-- Data in this exercise --
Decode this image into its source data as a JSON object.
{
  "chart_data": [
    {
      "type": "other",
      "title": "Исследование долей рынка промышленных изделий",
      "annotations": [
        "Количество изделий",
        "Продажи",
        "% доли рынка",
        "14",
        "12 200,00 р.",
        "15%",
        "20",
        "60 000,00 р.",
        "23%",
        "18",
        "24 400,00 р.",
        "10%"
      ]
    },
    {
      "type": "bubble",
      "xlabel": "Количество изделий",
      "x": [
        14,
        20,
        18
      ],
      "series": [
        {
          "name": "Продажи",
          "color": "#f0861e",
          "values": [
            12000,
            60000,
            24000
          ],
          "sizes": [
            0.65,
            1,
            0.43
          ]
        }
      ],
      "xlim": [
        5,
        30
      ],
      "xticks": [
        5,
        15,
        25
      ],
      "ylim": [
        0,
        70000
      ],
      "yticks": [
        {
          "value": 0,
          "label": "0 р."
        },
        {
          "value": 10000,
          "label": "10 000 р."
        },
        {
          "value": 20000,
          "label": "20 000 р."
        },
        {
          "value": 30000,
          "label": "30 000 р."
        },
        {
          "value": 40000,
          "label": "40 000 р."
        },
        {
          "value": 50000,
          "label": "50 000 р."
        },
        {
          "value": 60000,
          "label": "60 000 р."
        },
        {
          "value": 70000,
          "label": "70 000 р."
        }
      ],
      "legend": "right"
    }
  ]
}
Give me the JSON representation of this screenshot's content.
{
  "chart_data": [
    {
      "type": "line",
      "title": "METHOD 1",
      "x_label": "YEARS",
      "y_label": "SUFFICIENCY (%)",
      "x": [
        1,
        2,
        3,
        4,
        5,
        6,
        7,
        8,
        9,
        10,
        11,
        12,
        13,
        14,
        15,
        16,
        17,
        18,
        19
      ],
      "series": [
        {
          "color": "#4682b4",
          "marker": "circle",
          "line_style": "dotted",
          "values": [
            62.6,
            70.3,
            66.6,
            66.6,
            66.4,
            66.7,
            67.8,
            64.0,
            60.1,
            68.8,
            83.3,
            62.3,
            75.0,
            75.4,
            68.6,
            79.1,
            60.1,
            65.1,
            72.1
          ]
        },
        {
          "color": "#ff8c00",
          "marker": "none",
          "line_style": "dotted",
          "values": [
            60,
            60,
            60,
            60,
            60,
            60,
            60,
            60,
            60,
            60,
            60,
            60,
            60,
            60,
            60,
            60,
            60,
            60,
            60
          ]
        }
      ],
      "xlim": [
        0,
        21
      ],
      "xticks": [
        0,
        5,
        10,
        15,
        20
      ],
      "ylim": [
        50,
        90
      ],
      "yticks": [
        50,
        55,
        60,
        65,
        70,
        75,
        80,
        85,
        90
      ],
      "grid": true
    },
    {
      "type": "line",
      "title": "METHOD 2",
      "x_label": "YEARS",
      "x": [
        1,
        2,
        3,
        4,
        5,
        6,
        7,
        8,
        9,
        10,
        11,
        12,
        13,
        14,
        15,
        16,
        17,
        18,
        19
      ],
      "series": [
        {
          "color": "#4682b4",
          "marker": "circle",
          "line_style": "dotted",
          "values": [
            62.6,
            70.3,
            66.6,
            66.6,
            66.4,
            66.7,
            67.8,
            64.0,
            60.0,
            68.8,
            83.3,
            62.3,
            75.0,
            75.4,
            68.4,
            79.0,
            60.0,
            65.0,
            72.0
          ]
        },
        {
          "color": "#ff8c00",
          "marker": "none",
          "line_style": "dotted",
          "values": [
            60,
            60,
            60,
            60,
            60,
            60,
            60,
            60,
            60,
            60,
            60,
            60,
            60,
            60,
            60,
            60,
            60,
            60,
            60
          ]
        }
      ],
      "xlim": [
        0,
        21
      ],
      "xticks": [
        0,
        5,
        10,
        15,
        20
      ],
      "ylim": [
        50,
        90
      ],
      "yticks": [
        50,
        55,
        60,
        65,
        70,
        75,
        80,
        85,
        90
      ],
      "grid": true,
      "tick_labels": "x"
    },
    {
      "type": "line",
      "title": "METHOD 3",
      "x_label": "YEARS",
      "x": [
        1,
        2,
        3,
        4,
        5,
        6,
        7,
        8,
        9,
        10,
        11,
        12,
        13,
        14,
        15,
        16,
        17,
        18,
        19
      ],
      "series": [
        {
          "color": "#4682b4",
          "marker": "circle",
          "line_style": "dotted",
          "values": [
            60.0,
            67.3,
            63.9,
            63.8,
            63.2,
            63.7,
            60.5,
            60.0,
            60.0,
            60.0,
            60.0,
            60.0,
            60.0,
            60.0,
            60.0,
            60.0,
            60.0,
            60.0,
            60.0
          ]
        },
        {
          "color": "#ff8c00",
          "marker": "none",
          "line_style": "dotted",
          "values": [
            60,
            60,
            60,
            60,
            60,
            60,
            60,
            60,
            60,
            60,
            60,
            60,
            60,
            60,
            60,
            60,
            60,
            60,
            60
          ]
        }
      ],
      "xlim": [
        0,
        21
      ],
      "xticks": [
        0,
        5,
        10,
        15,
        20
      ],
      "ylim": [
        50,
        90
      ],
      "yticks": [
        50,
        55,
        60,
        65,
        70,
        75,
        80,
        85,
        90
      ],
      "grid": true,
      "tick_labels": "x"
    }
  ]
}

-- Task brief --
Work out how many lines in the records above contain the word "изделий", and reply with that number alone.

-- Output of the exercise --
3